--- Start Data provided ---

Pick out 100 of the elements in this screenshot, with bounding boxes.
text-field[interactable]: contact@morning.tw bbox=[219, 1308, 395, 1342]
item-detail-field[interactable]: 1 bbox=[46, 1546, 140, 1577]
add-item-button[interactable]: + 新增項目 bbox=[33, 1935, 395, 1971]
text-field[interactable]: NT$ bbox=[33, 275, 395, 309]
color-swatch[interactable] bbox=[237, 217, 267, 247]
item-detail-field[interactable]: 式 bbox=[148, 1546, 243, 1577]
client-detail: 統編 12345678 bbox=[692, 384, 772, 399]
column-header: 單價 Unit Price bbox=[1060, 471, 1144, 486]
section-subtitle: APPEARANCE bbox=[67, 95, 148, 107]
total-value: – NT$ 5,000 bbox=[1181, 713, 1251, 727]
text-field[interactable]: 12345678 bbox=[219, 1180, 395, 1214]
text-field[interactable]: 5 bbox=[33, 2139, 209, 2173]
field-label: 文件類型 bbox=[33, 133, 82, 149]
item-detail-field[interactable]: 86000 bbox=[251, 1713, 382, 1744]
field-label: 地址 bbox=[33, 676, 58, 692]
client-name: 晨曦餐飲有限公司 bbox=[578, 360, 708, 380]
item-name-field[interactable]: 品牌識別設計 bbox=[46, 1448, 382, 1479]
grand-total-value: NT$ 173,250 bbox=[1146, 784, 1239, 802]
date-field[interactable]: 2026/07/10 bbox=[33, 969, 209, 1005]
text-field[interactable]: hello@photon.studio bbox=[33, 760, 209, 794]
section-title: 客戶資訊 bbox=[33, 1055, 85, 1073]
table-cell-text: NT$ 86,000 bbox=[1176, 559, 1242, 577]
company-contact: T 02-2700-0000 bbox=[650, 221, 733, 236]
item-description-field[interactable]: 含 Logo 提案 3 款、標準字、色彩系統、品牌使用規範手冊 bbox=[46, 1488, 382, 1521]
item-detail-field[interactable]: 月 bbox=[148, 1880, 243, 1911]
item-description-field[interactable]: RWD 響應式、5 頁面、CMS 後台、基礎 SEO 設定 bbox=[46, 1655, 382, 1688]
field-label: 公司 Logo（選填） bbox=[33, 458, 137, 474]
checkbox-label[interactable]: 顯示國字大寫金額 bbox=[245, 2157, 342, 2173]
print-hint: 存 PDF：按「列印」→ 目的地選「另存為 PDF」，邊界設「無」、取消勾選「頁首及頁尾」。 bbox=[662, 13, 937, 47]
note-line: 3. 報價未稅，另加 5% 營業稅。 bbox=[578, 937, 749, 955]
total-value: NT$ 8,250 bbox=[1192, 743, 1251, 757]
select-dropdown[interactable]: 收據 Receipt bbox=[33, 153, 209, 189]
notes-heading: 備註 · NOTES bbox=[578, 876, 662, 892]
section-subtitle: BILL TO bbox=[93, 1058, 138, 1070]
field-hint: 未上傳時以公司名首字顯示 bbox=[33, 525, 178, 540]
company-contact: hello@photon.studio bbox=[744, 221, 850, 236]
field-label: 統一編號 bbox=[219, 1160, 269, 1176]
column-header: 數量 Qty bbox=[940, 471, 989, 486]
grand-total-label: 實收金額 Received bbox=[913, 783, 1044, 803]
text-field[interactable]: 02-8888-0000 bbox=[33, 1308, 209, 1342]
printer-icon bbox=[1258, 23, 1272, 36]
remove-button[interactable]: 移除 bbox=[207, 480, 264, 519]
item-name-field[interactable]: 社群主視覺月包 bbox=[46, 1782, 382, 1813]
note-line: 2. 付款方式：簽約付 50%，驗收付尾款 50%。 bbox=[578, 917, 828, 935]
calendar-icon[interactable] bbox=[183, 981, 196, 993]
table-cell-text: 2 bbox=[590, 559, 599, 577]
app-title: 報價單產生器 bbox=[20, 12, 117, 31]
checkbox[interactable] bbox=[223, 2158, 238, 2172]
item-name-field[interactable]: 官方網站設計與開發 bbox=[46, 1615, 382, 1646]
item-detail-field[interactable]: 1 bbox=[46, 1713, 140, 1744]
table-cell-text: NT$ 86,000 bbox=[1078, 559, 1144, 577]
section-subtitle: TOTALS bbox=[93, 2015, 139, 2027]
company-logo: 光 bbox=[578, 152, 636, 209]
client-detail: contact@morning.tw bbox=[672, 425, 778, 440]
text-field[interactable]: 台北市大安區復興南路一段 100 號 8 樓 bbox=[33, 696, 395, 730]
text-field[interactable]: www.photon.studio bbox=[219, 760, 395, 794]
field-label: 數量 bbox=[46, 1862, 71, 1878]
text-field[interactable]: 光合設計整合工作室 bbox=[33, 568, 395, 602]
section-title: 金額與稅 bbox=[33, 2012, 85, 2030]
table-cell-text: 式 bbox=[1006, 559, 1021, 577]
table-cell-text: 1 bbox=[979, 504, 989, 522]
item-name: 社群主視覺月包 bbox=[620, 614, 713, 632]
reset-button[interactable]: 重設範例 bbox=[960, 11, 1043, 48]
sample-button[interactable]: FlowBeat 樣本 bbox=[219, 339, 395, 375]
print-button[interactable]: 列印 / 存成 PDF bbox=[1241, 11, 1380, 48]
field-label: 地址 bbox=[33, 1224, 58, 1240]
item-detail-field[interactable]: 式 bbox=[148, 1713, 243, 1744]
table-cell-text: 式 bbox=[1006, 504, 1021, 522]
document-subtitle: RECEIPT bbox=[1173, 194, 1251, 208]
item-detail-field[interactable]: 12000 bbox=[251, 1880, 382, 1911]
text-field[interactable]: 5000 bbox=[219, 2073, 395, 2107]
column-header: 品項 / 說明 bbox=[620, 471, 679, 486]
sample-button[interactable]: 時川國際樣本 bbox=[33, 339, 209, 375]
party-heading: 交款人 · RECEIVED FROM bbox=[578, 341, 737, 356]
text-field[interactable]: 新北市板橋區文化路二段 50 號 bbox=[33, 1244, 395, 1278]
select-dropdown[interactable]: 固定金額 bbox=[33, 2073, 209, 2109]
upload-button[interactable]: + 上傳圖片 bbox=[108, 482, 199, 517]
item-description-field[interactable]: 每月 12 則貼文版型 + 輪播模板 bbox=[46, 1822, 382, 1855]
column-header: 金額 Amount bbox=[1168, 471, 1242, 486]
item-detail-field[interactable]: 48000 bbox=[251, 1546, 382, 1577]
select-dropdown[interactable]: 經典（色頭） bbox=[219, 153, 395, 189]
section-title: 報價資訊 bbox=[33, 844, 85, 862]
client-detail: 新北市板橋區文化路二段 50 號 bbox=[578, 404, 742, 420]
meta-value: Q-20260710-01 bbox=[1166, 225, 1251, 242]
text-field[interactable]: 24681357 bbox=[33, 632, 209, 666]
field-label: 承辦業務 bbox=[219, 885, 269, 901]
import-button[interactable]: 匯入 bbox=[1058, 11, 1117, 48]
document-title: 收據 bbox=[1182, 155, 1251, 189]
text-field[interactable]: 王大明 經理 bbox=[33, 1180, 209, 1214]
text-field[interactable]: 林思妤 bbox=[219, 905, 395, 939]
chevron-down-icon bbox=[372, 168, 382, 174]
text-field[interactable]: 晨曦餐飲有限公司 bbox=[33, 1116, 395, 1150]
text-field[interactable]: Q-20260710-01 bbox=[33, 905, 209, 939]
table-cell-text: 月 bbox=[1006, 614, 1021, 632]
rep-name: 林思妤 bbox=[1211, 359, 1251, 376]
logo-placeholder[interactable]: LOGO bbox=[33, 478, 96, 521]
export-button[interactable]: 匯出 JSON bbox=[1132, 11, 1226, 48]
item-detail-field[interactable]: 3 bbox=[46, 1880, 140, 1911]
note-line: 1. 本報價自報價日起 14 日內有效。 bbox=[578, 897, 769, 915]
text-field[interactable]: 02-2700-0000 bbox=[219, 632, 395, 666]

--- End Data provided ---

*To be done*
Copy out every line above word for word, in the same order.

*The reply*
Pick out 100 of the elements in this screenshot, with bounding boxes.
text-field[interactable]: contact@morning.tw bbox=[219, 1308, 395, 1342]
item-detail-field[interactable]: 1 bbox=[46, 1546, 140, 1577]
add-item-button[interactable]: + 新增項目 bbox=[33, 1935, 395, 1971]
text-field[interactable]: NT$ bbox=[33, 275, 395, 309]
color-swatch[interactable] bbox=[237, 217, 267, 247]
item-detail-field[interactable]: 式 bbox=[148, 1546, 243, 1577]
client-detail: 統編 12345678 bbox=[692, 384, 772, 399]
column-header: 單價 Unit Price bbox=[1060, 471, 1144, 486]
section-subtitle: APPEARANCE bbox=[67, 95, 148, 107]
total-value: – NT$ 5,000 bbox=[1181, 713, 1251, 727]
text-field[interactable]: 12345678 bbox=[219, 1180, 395, 1214]
text-field[interactable]: 5 bbox=[33, 2139, 209, 2173]
field-label: 文件類型 bbox=[33, 133, 82, 149]
item-detail-field[interactable]: 86000 bbox=[251, 1713, 382, 1744]
field-label: 地址 bbox=[33, 676, 58, 692]
client-name: 晨曦餐飲有限公司 bbox=[578, 360, 708, 380]
item-name-field[interactable]: 品牌識別設計 bbox=[46, 1448, 382, 1479]
grand-total-value: NT$ 173,250 bbox=[1146, 784, 1239, 802]
date-field[interactable]: 2026/07/10 bbox=[33, 969, 209, 1005]
text-field[interactable]: hello@photon.studio bbox=[33, 760, 209, 794]
section-title: 客戶資訊 bbox=[33, 1055, 85, 1073]
table-cell-text: NT$ 86,000 bbox=[1176, 559, 1242, 577]
company-contact: T 02-2700-0000 bbox=[650, 221, 733, 236]
item-description-field[interactable]: 含 Logo 提案 3 款、標準字、色彩系統、品牌使用規範手冊 bbox=[46, 1488, 382, 1521]
item-detail-field[interactable]: 月 bbox=[148, 1880, 243, 1911]
item-description-field[interactable]: RWD 響應式、5 頁面、CMS 後台、基礎 SEO 設定 bbox=[46, 1655, 382, 1688]
field-label: 公司 Logo（選填） bbox=[33, 458, 137, 474]
checkbox-label[interactable]: 顯示國字大寫金額 bbox=[245, 2157, 342, 2173]
print-hint: 存 PDF：按「列印」→ 目的地選「另存為 PDF」，邊界設「無」、取消勾選「頁首及頁尾」。 bbox=[662, 13, 937, 47]
note-line: 3. 報價未稅，另加 5% 營業稅。 bbox=[578, 937, 749, 955]
total-value: NT$ 8,250 bbox=[1192, 743, 1251, 757]
select-dropdown[interactable]: 收據 Receipt bbox=[33, 153, 209, 189]
notes-heading: 備註 · NOTES bbox=[578, 876, 662, 892]
section-subtitle: BILL TO bbox=[93, 1058, 138, 1070]
field-hint: 未上傳時以公司名首字顯示 bbox=[33, 525, 178, 540]
company-contact: hello@photon.studio bbox=[744, 221, 850, 236]
field-label: 統一編號 bbox=[219, 1160, 269, 1176]
column-header: 數量 Qty bbox=[940, 471, 989, 486]
grand-total-label: 實收金額 Received bbox=[913, 783, 1044, 803]
text-field[interactable]: 02-8888-0000 bbox=[33, 1308, 209, 1342]
printer-icon bbox=[1258, 23, 1272, 36]
remove-button[interactable]: 移除 bbox=[207, 480, 264, 519]
item-name-field[interactable]: 社群主視覺月包 bbox=[46, 1782, 382, 1813]
note-line: 2. 付款方式：簽約付 50%，驗收付尾款 50%。 bbox=[578, 917, 828, 935]
calendar-icon[interactable] bbox=[183, 981, 196, 993]
table-cell-text: 2 bbox=[590, 559, 599, 577]
app-title: 報價單產生器 bbox=[20, 12, 117, 31]
checkbox[interactable] bbox=[223, 2158, 238, 2172]
item-name-field[interactable]: 官方網站設計與開發 bbox=[46, 1615, 382, 1646]
item-detail-field[interactable]: 1 bbox=[46, 1713, 140, 1744]
table-cell-text: NT$ 86,000 bbox=[1078, 559, 1144, 577]
section-subtitle: TOTALS bbox=[93, 2015, 139, 2027]
company-logo: 光 bbox=[578, 152, 636, 209]
client-detail: contact@morning.tw bbox=[672, 425, 778, 440]
text-field[interactable]: 台北市大安區復興南路一段 100 號 8 樓 bbox=[33, 696, 395, 730]
text-field[interactable]: www.photon.studio bbox=[219, 760, 395, 794]
field-label: 數量 bbox=[46, 1862, 71, 1878]
text-field[interactable]: 光合設計整合工作室 bbox=[33, 568, 395, 602]
section-title: 金額與稅 bbox=[33, 2012, 85, 2030]
table-cell-text: 式 bbox=[1006, 559, 1021, 577]
table-cell-text: 1 bbox=[979, 504, 989, 522]
item-name: 社群主視覺月包 bbox=[620, 614, 713, 632]
reset-button[interactable]: 重設範例 bbox=[960, 11, 1043, 48]
sample-button[interactable]: FlowBeat 樣本 bbox=[219, 339, 395, 375]
print-button[interactable]: 列印 / 存成 PDF bbox=[1241, 11, 1380, 48]
field-label: 地址 bbox=[33, 1224, 58, 1240]
item-detail-field[interactable]: 式 bbox=[148, 1713, 243, 1744]
table-cell-text: 式 bbox=[1006, 504, 1021, 522]
document-subtitle: RECEIPT bbox=[1173, 194, 1251, 208]
item-detail-field[interactable]: 12000 bbox=[251, 1880, 382, 1911]
text-field[interactable]: 5000 bbox=[219, 2073, 395, 2107]
column-header: 品項 / 說明 bbox=[620, 471, 679, 486]
sample-button[interactable]: 時川國際樣本 bbox=[33, 339, 209, 375]
party-heading: 交款人 · RECEIVED FROM bbox=[578, 341, 737, 356]
text-field[interactable]: 新北市板橋區文化路二段 50 號 bbox=[33, 1244, 395, 1278]
select-dropdown[interactable]: 固定金額 bbox=[33, 2073, 209, 2109]
upload-button[interactable]: + 上傳圖片 bbox=[108, 482, 199, 517]
item-description-field[interactable]: 每月 12 則貼文版型 + 輪播模板 bbox=[46, 1822, 382, 1855]
column-header: 金額 Amount bbox=[1168, 471, 1242, 486]
item-detail-field[interactable]: 48000 bbox=[251, 1546, 382, 1577]
select-dropdown[interactable]: 經典（色頭） bbox=[219, 153, 395, 189]
section-title: 報價資訊 bbox=[33, 844, 85, 862]
client-detail: 新北市板橋區文化路二段 50 號 bbox=[578, 404, 742, 420]
meta-value: Q-20260710-01 bbox=[1166, 225, 1251, 242]
text-field[interactable]: 24681357 bbox=[33, 632, 209, 666]
field-label: 承辦業務 bbox=[219, 885, 269, 901]
import-button[interactable]: 匯入 bbox=[1058, 11, 1117, 48]
document-title: 收據 bbox=[1182, 155, 1251, 189]
text-field[interactable]: 王大明 經理 bbox=[33, 1180, 209, 1214]
text-field[interactable]: 林思妤 bbox=[219, 905, 395, 939]
chevron-down-icon bbox=[372, 168, 382, 174]
text-field[interactable]: 晨曦餐飲有限公司 bbox=[33, 1116, 395, 1150]
text-field[interactable]: Q-20260710-01 bbox=[33, 905, 209, 939]
table-cell-text: 月 bbox=[1006, 614, 1021, 632]
rep-name: 林思妤 bbox=[1211, 359, 1251, 376]
logo-placeholder[interactable]: LOGO bbox=[33, 478, 96, 521]
export-button[interactable]: 匯出 JSON bbox=[1132, 11, 1226, 48]
item-detail-field[interactable]: 3 bbox=[46, 1880, 140, 1911]
note-line: 1. 本報價自報價日起 14 日內有效。 bbox=[578, 897, 769, 915]
text-field[interactable]: 02-2700-0000 bbox=[219, 632, 395, 666]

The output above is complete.